==== Input records ====

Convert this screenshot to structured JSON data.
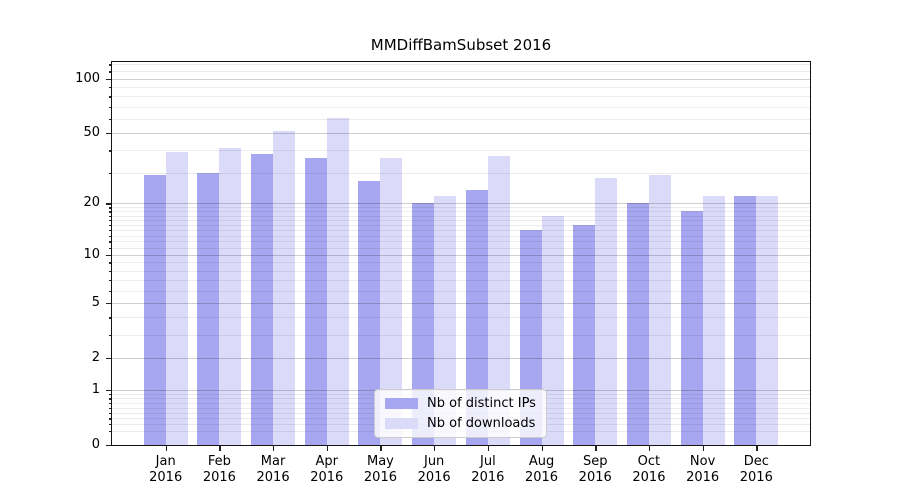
{
  "chart_data": {
    "type": "bar",
    "title": "MMDiffBamSubset 2016",
    "categories": [
      {
        "month": "Jan",
        "year": "2016"
      },
      {
        "month": "Feb",
        "year": "2016"
      },
      {
        "month": "Mar",
        "year": "2016"
      },
      {
        "month": "Apr",
        "year": "2016"
      },
      {
        "month": "May",
        "year": "2016"
      },
      {
        "month": "Jun",
        "year": "2016"
      },
      {
        "month": "Jul",
        "year": "2016"
      },
      {
        "month": "Aug",
        "year": "2016"
      },
      {
        "month": "Sep",
        "year": "2016"
      },
      {
        "month": "Oct",
        "year": "2016"
      },
      {
        "month": "Nov",
        "year": "2016"
      },
      {
        "month": "Dec",
        "year": "2016"
      }
    ],
    "series": [
      {
        "name": "Nb of distinct IPs",
        "color": "#a7a7f1",
        "values": [
          29,
          30,
          38,
          36,
          27,
          20,
          24,
          14,
          15,
          20,
          18,
          22
        ]
      },
      {
        "name": "Nb of downloads",
        "color": "#dbdbf9",
        "values": [
          39,
          41,
          51,
          61,
          36,
          22,
          37,
          17,
          28,
          29,
          22,
          22
        ]
      }
    ],
    "y_axis": {
      "scale": "log1p",
      "major_ticks": [
        0,
        1,
        2,
        5,
        10,
        20,
        50,
        100
      ],
      "minor_ticks": [
        0.2,
        0.3,
        0.4,
        0.5,
        0.6,
        0.7,
        0.8,
        0.9,
        3,
        4,
        6,
        7,
        8,
        9,
        11,
        12,
        13,
        14,
        15,
        16,
        17,
        18,
        19,
        30,
        40,
        60,
        70,
        80,
        90,
        110,
        120
      ],
      "ylim": [
        0,
        124
      ]
    },
    "legend_position": "lower center",
    "grid": "on",
    "colors": {
      "major_grid": "#cfcfcf",
      "minor_grid": "#e9e9e9",
      "spine": "#141414",
      "background": "#ffffff"
    }
  }
}
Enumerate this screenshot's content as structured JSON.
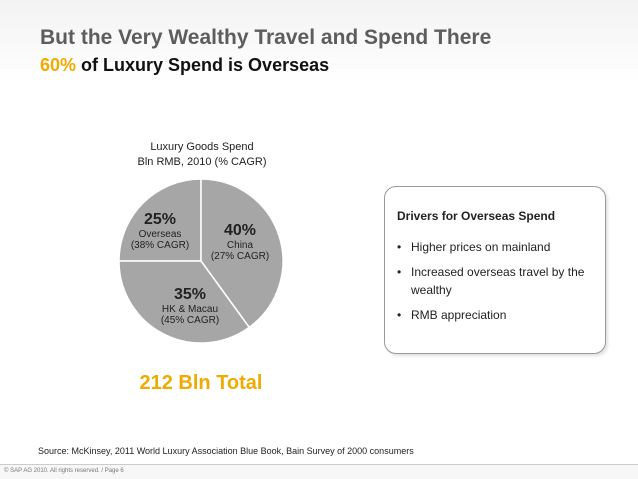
{
  "slide": {
    "title": "But the Very Wealthy Travel and Spend There",
    "subtitle_accent": "60%",
    "subtitle_rest": " of Luxury Spend is Overseas",
    "source": "Source: McKinsey, 2011 World Luxury Association Blue Book, Bain Survey of 2000 consumers",
    "footer": "© SAP AG 2010. All rights reserved. / Page 6"
  },
  "chart_data": {
    "type": "pie",
    "title": "Luxury Goods Spend",
    "subtitle": "Bln RMB, 2010 (% CAGR)",
    "total_label": "212 Bln Total",
    "slices": [
      {
        "pct_label": "25%",
        "name": "Overseas",
        "cagr": "(38% CAGR)",
        "value": 25
      },
      {
        "pct_label": "40%",
        "name": "China",
        "cagr": "(27% CAGR)",
        "value": 40
      },
      {
        "pct_label": "35%",
        "name": "HK & Macau",
        "cagr": "(45% CAGR)",
        "value": 35
      }
    ],
    "colors": {
      "fill": "#a6a6a6",
      "edge": "#ffffff"
    }
  },
  "drivers": {
    "title": "Drivers for Overseas Spend",
    "items": [
      "Higher prices on mainland",
      "Increased overseas travel by the wealthy",
      "RMB appreciation"
    ]
  },
  "colors": {
    "accent": "#f0ab00",
    "title": "#5d5d5d"
  }
}
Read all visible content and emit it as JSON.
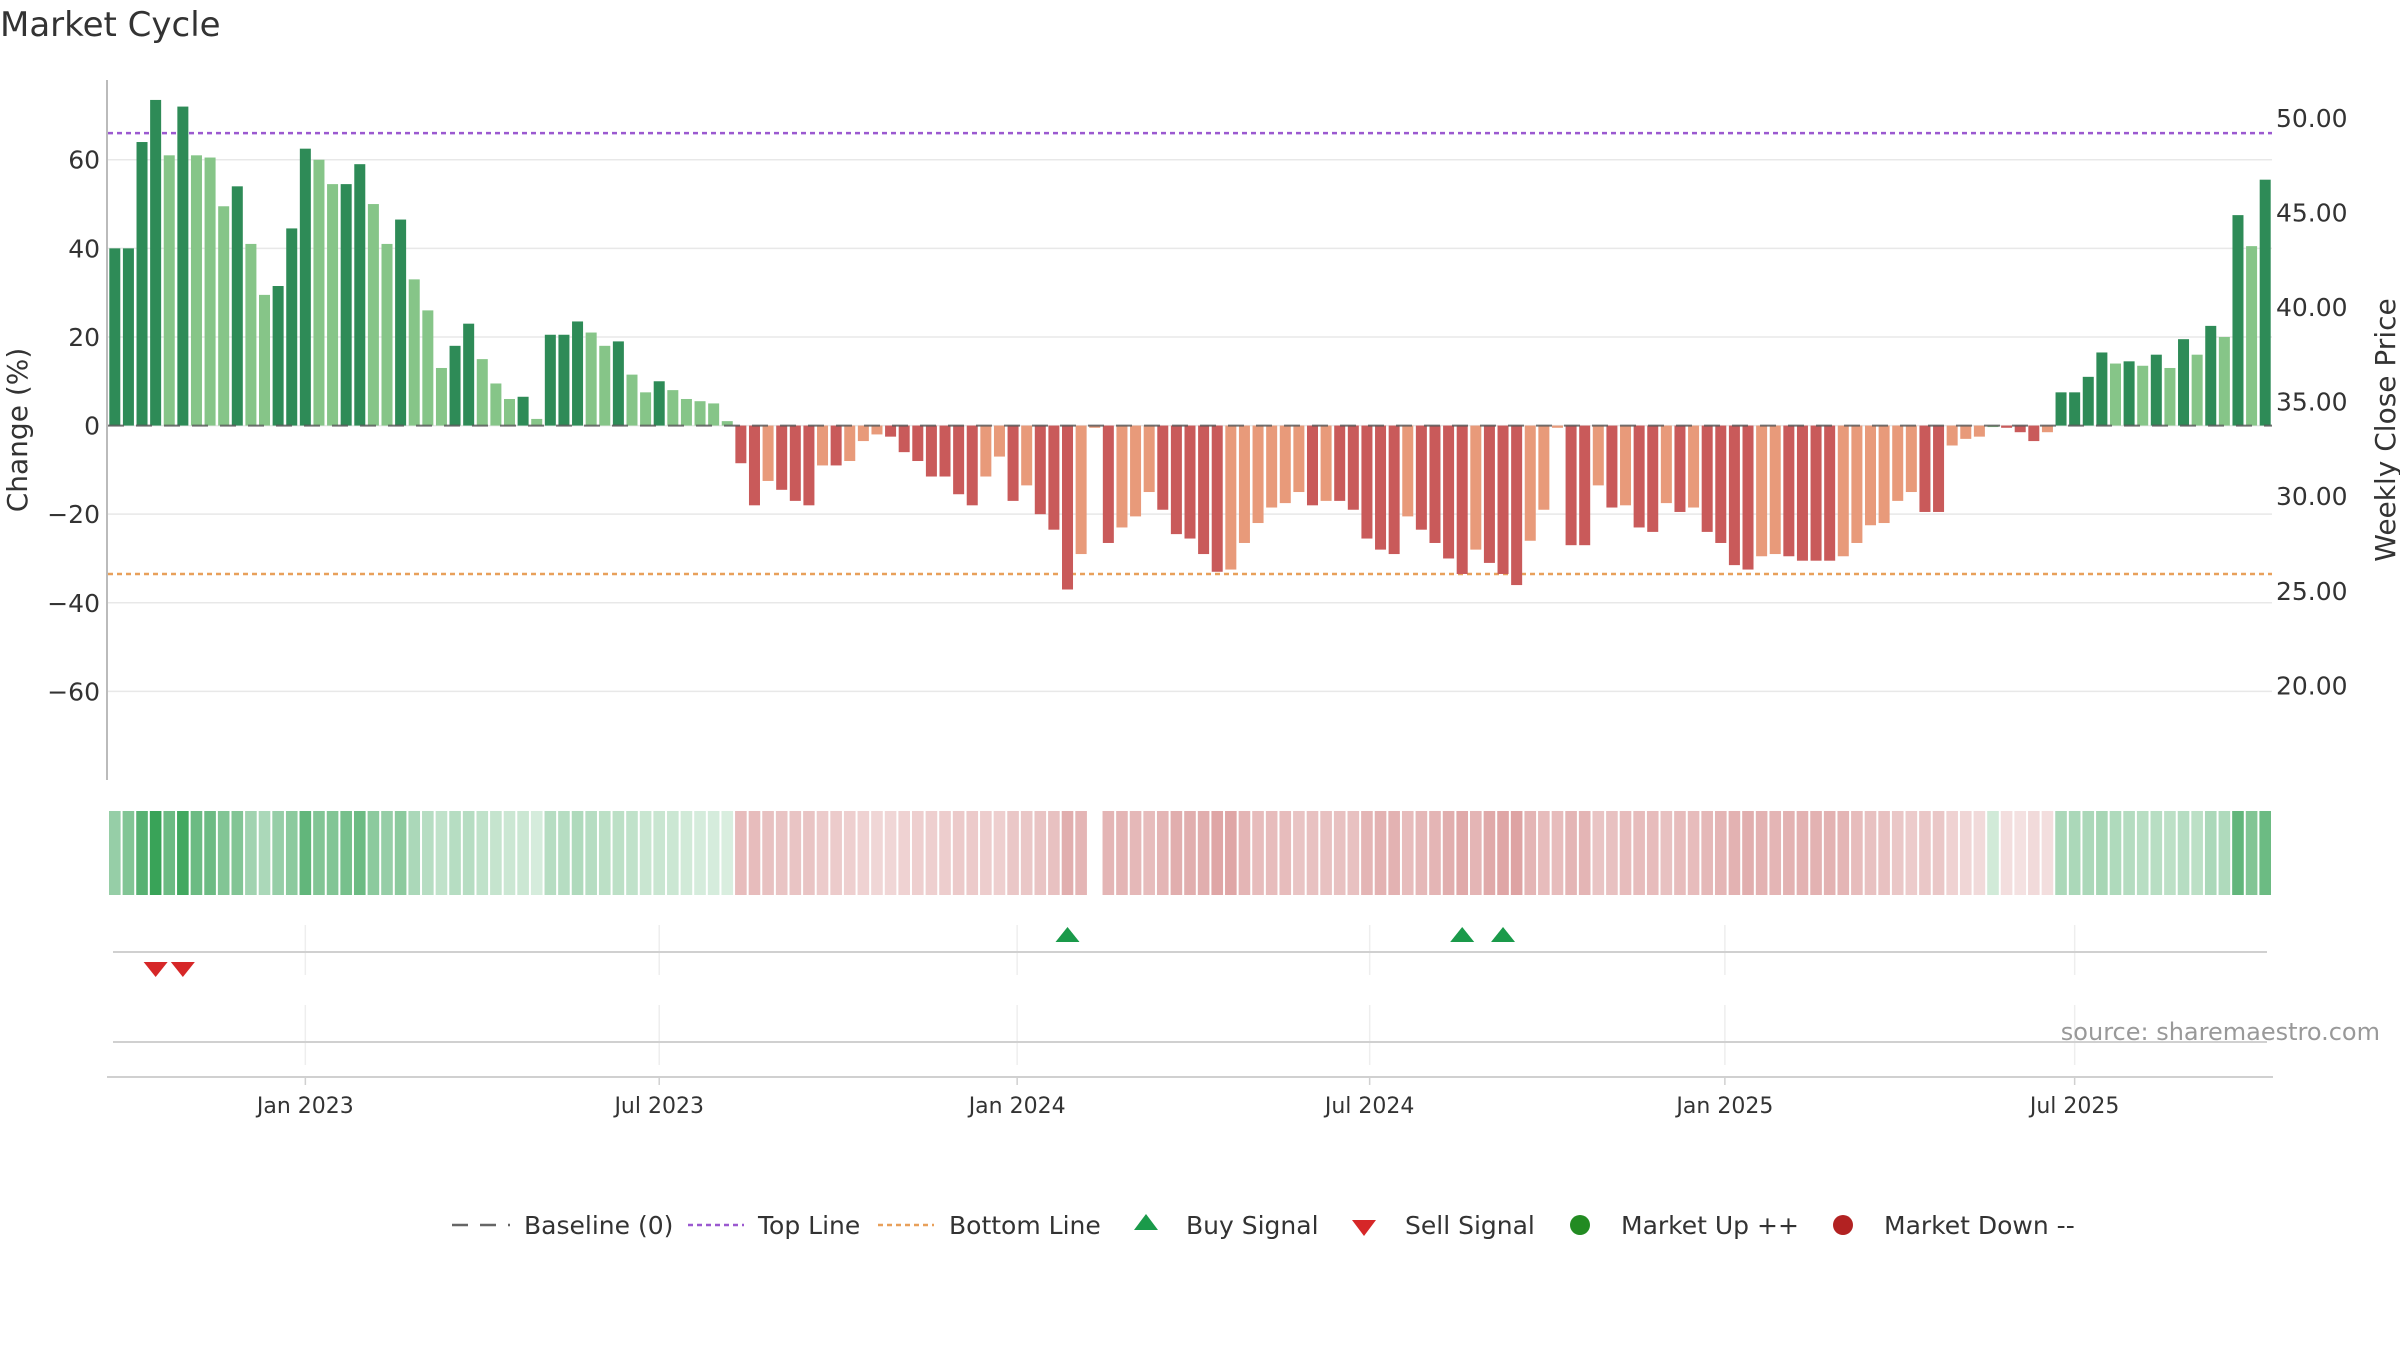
{
  "chart_data": {
    "type": "bar",
    "title": "Market Cycle",
    "ylabel": "Change (%)",
    "y2label": "Weekly Close Price",
    "ylim": [
      -80,
      78
    ],
    "y2lim": [
      15,
      52
    ],
    "yticks": [
      -60,
      -40,
      -20,
      0,
      20,
      40,
      60
    ],
    "y2ticks": [
      20,
      25,
      30,
      35,
      40,
      45,
      50
    ],
    "ytick_labels": [
      "−60",
      "−40",
      "−20",
      "0",
      "20",
      "40",
      "60"
    ],
    "y2tick_labels": [
      "20.00",
      "25.00",
      "30.00",
      "35.00",
      "40.00",
      "45.00",
      "50.00"
    ],
    "xtick_labels": [
      "Jan 2023",
      "Jul 2023",
      "Jan 2024",
      "Jul 2024",
      "Jan 2025",
      "Jul 2025"
    ],
    "xtick_weeks": [
      14,
      40,
      66.3,
      92.2,
      118.3,
      144
    ],
    "top_line": 66,
    "bottom_line": -33.5,
    "values": [
      40,
      40,
      64,
      73.5,
      61,
      72,
      61,
      60.5,
      49.5,
      54,
      41,
      29.5,
      31.5,
      44.5,
      62.5,
      60,
      54.5,
      54.5,
      59,
      50,
      41,
      46.5,
      33,
      26,
      13,
      18,
      23,
      15,
      9.5,
      6,
      6.5,
      1.5,
      20.5,
      20.5,
      23.5,
      21,
      18,
      19,
      11.5,
      7.5,
      10,
      8,
      6,
      5.5,
      5,
      1,
      -8.5,
      -18,
      -12.5,
      -14.5,
      -17,
      -18,
      -9,
      -9,
      -8,
      -3.5,
      -2,
      -2.5,
      -6,
      -8,
      -11.5,
      -11.5,
      -15.5,
      -18,
      -11.5,
      -7,
      -17,
      -13.5,
      -20,
      -23.5,
      -37,
      -29,
      -0.5,
      -26.5,
      -23,
      -20.5,
      -15,
      -19,
      -24.5,
      -25.5,
      -29,
      -33,
      -32.5,
      -26.5,
      -22,
      -18.5,
      -17.5,
      -15,
      -18,
      -17,
      -17,
      -19,
      -25.5,
      -28,
      -29,
      -20.5,
      -23.5,
      -26.5,
      -30,
      -33.5,
      -28,
      -31,
      -33.5,
      -36,
      -26,
      -19,
      -0.5,
      -27,
      -27,
      -13.5,
      -18.5,
      -18,
      -23,
      -24,
      -17.5,
      -19.5,
      -18.5,
      -24,
      -26.5,
      -31.5,
      -32.5,
      -29.5,
      -29,
      -29.5,
      -30.5,
      -30.5,
      -30.5,
      -29.5,
      -26.5,
      -22.5,
      -22,
      -17,
      -15,
      -19.5,
      -19.5,
      -4.5,
      -3,
      -2.5,
      0,
      -0.5,
      -1.5,
      -3.5,
      -1.5,
      7.5,
      7.5,
      11,
      16.5,
      14,
      14.5,
      13.5,
      16,
      13,
      19.5,
      16,
      22.5,
      20,
      47.5,
      40.5,
      55.5
    ],
    "strength_band": [
      0.5,
      0.6,
      0.8,
      0.95,
      0.7,
      0.9,
      0.7,
      0.7,
      0.6,
      0.6,
      0.45,
      0.4,
      0.5,
      0.55,
      0.75,
      0.6,
      0.6,
      0.65,
      0.7,
      0.55,
      0.5,
      0.55,
      0.4,
      0.35,
      0.3,
      0.35,
      0.35,
      0.3,
      0.28,
      0.25,
      0.25,
      0.2,
      0.35,
      0.35,
      0.38,
      0.35,
      0.32,
      0.32,
      0.3,
      0.26,
      0.26,
      0.25,
      0.22,
      0.2,
      0.2,
      0.18,
      0.45,
      0.45,
      0.42,
      0.4,
      0.4,
      0.4,
      0.35,
      0.35,
      0.32,
      0.3,
      0.28,
      0.28,
      0.3,
      0.32,
      0.32,
      0.34,
      0.36,
      0.36,
      0.34,
      0.32,
      0.38,
      0.38,
      0.4,
      0.42,
      0.55,
      0.5,
      null,
      0.5,
      0.5,
      0.48,
      0.45,
      0.5,
      0.55,
      0.55,
      0.55,
      0.6,
      0.6,
      0.5,
      0.45,
      0.45,
      0.45,
      0.4,
      0.42,
      0.42,
      0.42,
      0.42,
      0.5,
      0.52,
      0.52,
      0.45,
      0.48,
      0.5,
      0.55,
      0.58,
      0.5,
      0.58,
      0.6,
      0.62,
      0.5,
      0.45,
      0.45,
      0.5,
      0.5,
      0.4,
      0.42,
      0.45,
      0.45,
      0.45,
      0.42,
      0.45,
      0.45,
      0.48,
      0.5,
      0.52,
      0.55,
      0.52,
      0.5,
      0.52,
      0.52,
      0.52,
      0.52,
      0.5,
      0.45,
      0.42,
      0.42,
      0.38,
      0.35,
      0.38,
      0.38,
      0.3,
      0.28,
      0.25,
      0.22,
      0.22,
      0.2,
      0.25,
      0.22,
      0.4,
      0.4,
      0.4,
      0.42,
      0.38,
      0.36,
      0.34,
      0.34,
      0.32,
      0.35,
      0.32,
      0.4,
      0.38,
      0.75,
      0.6,
      0.7
    ],
    "buy_signals": [
      70,
      99,
      102
    ],
    "sell_signals": [
      3,
      5
    ],
    "legend_placement": "bottom-center",
    "grid": true
  },
  "legend": {
    "baseline": "Baseline (0)",
    "top_line": "Top Line",
    "bottom_line": "Bottom Line",
    "buy_signal": "Buy Signal",
    "sell_signal": "Sell Signal",
    "market_up": "Market Up ++",
    "market_down": "Market Down --"
  },
  "source": "source: sharemaestro.com",
  "colors": {
    "up_dark": "#2e8b57",
    "up_light": "#86c588",
    "down_dark": "#c95a5a",
    "down_light": "#e89a7a",
    "top_line": "#9b59d0",
    "bottom_line": "#e8a05a",
    "buy": "#1a9a4a",
    "sell": "#d62728",
    "market_up": "#228b22",
    "market_down": "#b22222",
    "band_up": "#2e9e4f",
    "band_down": "#c96b6b"
  }
}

====

- Short problem
Copy all lines from the material that hold "month".

- Task response
        "month": "Jan",
        "month": "Feb",
        "month": "Mar",
        "month": "Apr",
        "month": "May",
        "month": "Jun",
        "month": "Jul",
        "month": "Aug",
        "month": "Sep",
        "month": "Oct",
        "month": "Nov",
        "month": "Dec",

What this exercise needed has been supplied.